*Selected passage*.
• • • • •

Tuberculosis treatment outcomes among disadvantaged patients in India

C Jackson 1,, H R Stagg 1, A Doshi 2, D Pan 3, A Sinha 2, R Batra 2, S Batra 2, I Abubakar 1,4, M Lipman 5,6
PMCID: PMC5493095  PMID: 28695087

Abstract

Setting: Urban slums and poor rural areas in India, 2012–2014.

Objective: To describe the characteristics of tuberculosis (TB) patients enrolled in treatment through Operation ASHA, a non-governmental organisation serving disadvantaged populations in India, and to identify risk factors for unfavourable treatment outcomes.

Design: This was a retrospective cohort study. Patient characteristics were assessed for their relationship with treatment outcomes using mixed effects logistic regression, adjusting for clustering by treatment centre and Indian state. Outcomes were considered favourable (cured/treatment completed) or unfavourable (treatment failure, loss to follow-up, death, switch to multidrug-resistant TB treatment, transfer out).

Results: Of 8415 patients, 7148 (84.9%) had a favourable outcome. On multivariable analysis, unfavourable outcomes were more common among men (OR 1.31, 95%CI 1.15–1.51), older patients (OR 1.12, 95%CI 1.04–1.21) and previously treated patients (OR 2.05, 95%CI 1.79–2.36). Compared to pulmonary smear-negative patients, those with extra-pulmonary disease were less likely to have unfavourable outcomes (OR 0.72, 95%CI 0.60–0.87), while smear-positive pulmonary patients were more likely to have unfavourable outcomes (OR 1.38, 95%CI 1.15–1.66 for low [scanty/1+] and OR 1.71, 95%CI 1.44–2.04 for high [2+/3+] positive smears).

Conclusion: The treatment success rate within Operation ASHA is comparable to that reported nationally for India. Men, older patients, retreatment cases and smear-positive pulmonary TB patients may need additional interventions to ensure a favourable outcome.

Keywords: epidemiology, directly observed therapy, slums, mycobacteria


Despite recent declines in reported tuberculosis (TB) rates in India, the disease remains a major public health challenge.1,2 With an estimated 2.8 million incident cases in 2015 (217 per 100 000 population),1 India is considered a high-burden country for TB by the World Health Organization (WHO). The reported treatment success rate was 88% for new and relapse cases registered in 20133 and 74% for those registered in 2014;1 the apparent decline is most likely influenced by revisions to the estimates of the overall TB burden for the period 2000–2015.1

In India, most health care is delivered through the private sector, where >70% of health care contacts4,5 and an estimated 60% of TB patients6 are seen. Out-of-pocket expenditure can be high5 and the poorest individuals often have limited health care access.7 Socio-economic position (SEP) is associated with an increased risk for TB,8 delays in seeking treatment9 and loss to follow-up (LTFU).10 Other risk factors for TB disease include male sex, previous anti-tuberculosis treatment, alcohol consumption, increasing age, low body mass index (BMI) and tobacco use;8 several of these factors are also associated with LTFU and death during treatment.10,11

In this article, we identify risk factors for unfavourable treatment outcomes in a vulnerable population receiving treatment through the non-governmental organisation (NGO) Operation ASHA (New Delhi, India), which aims to enhance case identification and treatment delivery for patients who might not seek care through the Revised National Tuberculosis Control Programme (RNTCP).

• • • • •

*Data provided*.
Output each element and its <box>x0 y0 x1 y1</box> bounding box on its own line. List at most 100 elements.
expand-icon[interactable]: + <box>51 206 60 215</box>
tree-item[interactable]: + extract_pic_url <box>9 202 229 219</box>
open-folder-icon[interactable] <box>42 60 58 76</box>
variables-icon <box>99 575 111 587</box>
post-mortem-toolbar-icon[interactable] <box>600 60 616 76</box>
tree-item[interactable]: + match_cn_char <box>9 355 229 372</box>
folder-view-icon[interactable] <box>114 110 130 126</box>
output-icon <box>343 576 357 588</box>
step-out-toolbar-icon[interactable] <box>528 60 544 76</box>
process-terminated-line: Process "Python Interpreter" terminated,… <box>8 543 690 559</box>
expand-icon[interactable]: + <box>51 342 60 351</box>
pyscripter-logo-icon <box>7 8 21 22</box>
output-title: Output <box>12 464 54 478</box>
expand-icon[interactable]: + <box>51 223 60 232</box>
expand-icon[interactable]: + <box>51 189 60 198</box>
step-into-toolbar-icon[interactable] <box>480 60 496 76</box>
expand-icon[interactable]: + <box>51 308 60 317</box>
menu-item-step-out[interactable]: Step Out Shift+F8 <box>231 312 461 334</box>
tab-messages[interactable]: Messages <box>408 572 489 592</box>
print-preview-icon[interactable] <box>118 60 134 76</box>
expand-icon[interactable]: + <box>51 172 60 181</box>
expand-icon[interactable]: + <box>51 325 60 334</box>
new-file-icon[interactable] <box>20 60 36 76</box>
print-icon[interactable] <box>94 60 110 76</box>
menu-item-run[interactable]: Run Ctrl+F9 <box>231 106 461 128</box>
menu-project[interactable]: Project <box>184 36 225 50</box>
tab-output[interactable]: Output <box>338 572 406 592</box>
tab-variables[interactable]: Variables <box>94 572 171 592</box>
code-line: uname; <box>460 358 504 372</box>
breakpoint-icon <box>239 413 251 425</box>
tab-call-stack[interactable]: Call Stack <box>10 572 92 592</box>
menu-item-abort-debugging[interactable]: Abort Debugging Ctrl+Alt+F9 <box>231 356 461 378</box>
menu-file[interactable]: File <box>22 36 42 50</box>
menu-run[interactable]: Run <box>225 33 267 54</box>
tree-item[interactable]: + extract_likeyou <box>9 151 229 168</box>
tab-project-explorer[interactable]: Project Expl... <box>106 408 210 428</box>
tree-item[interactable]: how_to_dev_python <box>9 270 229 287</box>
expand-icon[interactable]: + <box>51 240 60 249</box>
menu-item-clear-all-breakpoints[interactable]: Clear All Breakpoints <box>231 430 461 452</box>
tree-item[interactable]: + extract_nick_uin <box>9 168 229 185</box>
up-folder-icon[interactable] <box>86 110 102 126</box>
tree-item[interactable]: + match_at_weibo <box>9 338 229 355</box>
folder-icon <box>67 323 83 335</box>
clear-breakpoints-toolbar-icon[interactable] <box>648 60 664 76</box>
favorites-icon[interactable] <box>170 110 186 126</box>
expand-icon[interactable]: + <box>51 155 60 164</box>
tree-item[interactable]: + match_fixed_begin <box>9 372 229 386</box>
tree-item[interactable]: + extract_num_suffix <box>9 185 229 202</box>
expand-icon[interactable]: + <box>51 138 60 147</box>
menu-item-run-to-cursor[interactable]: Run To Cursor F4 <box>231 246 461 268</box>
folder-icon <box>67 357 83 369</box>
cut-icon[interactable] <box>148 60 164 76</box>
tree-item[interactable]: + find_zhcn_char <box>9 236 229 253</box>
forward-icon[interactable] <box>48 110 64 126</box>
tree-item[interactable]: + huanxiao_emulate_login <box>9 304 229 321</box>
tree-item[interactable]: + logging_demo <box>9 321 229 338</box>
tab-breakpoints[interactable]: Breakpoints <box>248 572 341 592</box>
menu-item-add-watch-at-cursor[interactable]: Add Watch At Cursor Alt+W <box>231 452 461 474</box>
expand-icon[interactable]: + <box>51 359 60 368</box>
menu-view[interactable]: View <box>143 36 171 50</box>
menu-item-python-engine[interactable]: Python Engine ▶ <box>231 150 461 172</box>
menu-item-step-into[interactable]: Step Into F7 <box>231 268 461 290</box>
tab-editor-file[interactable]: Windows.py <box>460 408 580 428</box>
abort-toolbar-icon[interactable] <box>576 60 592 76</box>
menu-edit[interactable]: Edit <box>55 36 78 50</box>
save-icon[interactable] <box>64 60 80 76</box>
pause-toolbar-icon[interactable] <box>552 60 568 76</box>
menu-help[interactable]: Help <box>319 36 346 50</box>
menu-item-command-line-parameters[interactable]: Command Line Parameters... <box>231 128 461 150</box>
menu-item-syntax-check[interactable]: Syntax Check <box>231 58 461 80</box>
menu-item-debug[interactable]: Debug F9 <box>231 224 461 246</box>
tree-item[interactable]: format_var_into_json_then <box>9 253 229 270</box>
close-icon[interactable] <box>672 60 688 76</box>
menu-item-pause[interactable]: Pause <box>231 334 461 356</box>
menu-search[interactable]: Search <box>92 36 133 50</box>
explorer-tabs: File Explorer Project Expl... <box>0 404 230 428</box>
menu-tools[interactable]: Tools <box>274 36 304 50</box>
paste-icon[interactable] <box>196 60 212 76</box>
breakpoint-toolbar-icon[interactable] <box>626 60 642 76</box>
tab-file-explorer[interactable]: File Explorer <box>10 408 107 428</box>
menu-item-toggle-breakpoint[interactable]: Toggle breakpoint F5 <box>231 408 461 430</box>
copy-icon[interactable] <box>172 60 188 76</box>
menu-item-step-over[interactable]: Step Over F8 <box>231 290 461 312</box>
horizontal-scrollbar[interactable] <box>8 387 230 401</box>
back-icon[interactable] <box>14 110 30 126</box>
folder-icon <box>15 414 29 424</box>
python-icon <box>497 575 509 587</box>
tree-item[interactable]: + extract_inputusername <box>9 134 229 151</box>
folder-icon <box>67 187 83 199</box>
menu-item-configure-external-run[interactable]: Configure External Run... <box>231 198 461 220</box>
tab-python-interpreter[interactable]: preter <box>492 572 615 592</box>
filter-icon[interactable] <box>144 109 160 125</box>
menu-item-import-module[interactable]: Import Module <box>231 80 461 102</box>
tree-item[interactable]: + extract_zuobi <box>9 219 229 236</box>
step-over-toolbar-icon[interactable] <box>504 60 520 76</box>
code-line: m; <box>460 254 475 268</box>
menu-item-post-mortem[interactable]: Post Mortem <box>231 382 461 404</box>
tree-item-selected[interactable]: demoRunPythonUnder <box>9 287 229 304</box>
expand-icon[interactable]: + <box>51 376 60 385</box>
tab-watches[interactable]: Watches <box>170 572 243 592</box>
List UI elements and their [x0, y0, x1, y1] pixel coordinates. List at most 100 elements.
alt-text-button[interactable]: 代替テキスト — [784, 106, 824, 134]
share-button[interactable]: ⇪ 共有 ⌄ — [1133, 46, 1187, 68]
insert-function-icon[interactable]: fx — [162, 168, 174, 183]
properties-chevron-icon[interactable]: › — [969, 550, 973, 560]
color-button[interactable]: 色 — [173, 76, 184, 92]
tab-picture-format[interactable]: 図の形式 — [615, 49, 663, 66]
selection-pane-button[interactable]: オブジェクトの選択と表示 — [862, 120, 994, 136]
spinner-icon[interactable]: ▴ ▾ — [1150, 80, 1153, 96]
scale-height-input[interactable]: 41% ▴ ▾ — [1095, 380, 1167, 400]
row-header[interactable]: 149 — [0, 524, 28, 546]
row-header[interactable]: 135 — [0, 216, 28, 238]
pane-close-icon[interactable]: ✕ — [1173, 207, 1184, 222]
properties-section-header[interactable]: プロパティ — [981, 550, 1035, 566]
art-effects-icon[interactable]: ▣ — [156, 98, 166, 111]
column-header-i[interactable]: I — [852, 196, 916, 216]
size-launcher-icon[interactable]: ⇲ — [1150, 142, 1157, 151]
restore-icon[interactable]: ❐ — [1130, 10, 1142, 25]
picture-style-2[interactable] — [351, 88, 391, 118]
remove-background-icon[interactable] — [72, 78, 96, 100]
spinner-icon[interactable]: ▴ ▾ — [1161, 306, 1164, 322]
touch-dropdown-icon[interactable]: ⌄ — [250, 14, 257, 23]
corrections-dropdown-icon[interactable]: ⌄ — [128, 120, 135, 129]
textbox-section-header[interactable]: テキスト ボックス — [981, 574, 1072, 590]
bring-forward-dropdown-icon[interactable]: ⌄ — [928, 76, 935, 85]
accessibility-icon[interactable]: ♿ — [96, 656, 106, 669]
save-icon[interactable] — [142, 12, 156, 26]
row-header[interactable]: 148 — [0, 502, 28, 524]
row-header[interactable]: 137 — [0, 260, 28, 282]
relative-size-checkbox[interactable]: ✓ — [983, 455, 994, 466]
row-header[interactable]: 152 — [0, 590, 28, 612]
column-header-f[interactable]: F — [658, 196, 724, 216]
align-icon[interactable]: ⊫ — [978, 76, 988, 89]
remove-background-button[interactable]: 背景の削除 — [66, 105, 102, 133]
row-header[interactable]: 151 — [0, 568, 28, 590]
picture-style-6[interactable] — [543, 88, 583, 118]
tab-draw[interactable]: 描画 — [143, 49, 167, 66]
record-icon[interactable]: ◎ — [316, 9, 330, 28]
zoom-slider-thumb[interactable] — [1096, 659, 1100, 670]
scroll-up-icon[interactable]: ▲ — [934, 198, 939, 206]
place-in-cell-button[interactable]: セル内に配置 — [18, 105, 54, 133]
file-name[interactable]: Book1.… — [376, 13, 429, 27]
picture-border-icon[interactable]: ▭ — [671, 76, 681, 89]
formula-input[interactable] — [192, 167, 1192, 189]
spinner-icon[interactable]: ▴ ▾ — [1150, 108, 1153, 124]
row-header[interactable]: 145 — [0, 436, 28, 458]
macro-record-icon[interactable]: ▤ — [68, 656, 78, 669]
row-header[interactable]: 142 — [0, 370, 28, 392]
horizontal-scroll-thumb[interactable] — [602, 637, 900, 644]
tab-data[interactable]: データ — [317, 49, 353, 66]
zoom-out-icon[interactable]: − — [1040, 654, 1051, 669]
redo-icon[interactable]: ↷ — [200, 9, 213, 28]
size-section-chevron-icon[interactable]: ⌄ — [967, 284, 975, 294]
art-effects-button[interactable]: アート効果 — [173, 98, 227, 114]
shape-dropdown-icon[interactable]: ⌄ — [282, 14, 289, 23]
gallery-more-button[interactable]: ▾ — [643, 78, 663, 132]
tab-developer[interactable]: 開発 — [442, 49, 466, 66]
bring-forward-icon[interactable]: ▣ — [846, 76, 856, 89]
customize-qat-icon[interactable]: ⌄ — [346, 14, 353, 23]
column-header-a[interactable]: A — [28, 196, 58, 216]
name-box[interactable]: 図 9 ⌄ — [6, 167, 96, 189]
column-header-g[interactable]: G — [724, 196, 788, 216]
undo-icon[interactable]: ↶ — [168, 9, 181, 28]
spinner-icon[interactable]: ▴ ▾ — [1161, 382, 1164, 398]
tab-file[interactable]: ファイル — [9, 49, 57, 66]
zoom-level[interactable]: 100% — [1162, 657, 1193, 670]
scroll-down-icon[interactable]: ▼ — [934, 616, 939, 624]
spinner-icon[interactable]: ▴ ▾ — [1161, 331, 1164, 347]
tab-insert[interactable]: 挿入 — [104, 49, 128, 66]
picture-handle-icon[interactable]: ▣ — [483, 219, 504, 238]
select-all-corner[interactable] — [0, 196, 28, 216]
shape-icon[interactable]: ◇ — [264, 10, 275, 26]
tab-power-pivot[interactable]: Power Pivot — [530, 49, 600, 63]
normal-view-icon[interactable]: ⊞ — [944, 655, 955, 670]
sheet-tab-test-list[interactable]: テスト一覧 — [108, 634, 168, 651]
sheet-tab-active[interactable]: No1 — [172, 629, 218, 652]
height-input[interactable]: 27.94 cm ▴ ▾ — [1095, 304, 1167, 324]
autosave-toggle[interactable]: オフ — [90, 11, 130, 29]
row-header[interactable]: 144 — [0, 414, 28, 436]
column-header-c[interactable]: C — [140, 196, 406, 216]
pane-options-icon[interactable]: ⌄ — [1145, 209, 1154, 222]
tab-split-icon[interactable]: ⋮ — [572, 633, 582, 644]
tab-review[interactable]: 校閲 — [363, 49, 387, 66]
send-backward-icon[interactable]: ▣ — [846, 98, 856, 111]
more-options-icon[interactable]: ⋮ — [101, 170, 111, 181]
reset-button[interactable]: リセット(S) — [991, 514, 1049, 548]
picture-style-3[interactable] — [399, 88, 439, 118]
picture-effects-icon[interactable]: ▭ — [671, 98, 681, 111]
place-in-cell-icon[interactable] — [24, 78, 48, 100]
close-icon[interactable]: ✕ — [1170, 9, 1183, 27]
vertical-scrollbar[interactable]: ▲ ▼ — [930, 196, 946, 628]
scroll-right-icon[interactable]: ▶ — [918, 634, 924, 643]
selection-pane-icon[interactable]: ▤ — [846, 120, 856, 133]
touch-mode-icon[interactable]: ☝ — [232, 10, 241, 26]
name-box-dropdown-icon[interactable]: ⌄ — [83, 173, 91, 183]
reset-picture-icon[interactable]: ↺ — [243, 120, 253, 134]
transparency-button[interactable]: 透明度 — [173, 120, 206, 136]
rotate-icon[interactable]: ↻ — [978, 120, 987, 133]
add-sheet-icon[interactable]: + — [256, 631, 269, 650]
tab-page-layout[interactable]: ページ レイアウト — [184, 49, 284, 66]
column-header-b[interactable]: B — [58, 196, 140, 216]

• • • • •

*Prompt A*.
According to the passage on tuberculosis treatment outcomes in India, why does the reported treatment success rate appear to drop from 88% for cases registered in 2013 to 74% for those registered in 2014? Answer in one to three sentences.
*Prompt B*.
Pick up the article on tuberculosis treatment outcomes in India where it stops and write its next part.
The records have nothing to do with the work that follows.

*Answer space A*.
The apparent decline is most likely influenced by revisions to the estimates of the overall tuberculosis burden for the period 2000–2015.

*Answer space B*.
STUDY POPULATION AND METHODS

Data collection

Operation ASHA (New Delhi, India, www/opasha.org/) works with national programmes to provide free health services, including TB diagnostics and treatment, in India's urban slums and poor rural areas, where health care access is typically limited.12,13 Their approach includes community engagement, patient empowerment and biometric technology. During the study period, the organisation operated in seven Indian states (Figure 1), running TB centres in collaboration with local health care practitioners and the RNTCP.

FIGURE 1.

FIGURE 1

Geographical distribution of tuberculosis patients treated through Operation ASHA across seven Indian states.

We used data for patients diagnosed based on symptoms and sputum smears through Operation ASHA between April 2012 and September 2014. Following diagnosis, all TB patients initiate directly observed treatment (DOT), delivered by trained community members. Patients were included if they had pulmonary TB with an initial sputum smear result or extra-pulmonary TB, and were not multidrug-resistant (MDR, defined as TB that is resistant to both isoniazid [H] and rifampicin [R]) at presentation.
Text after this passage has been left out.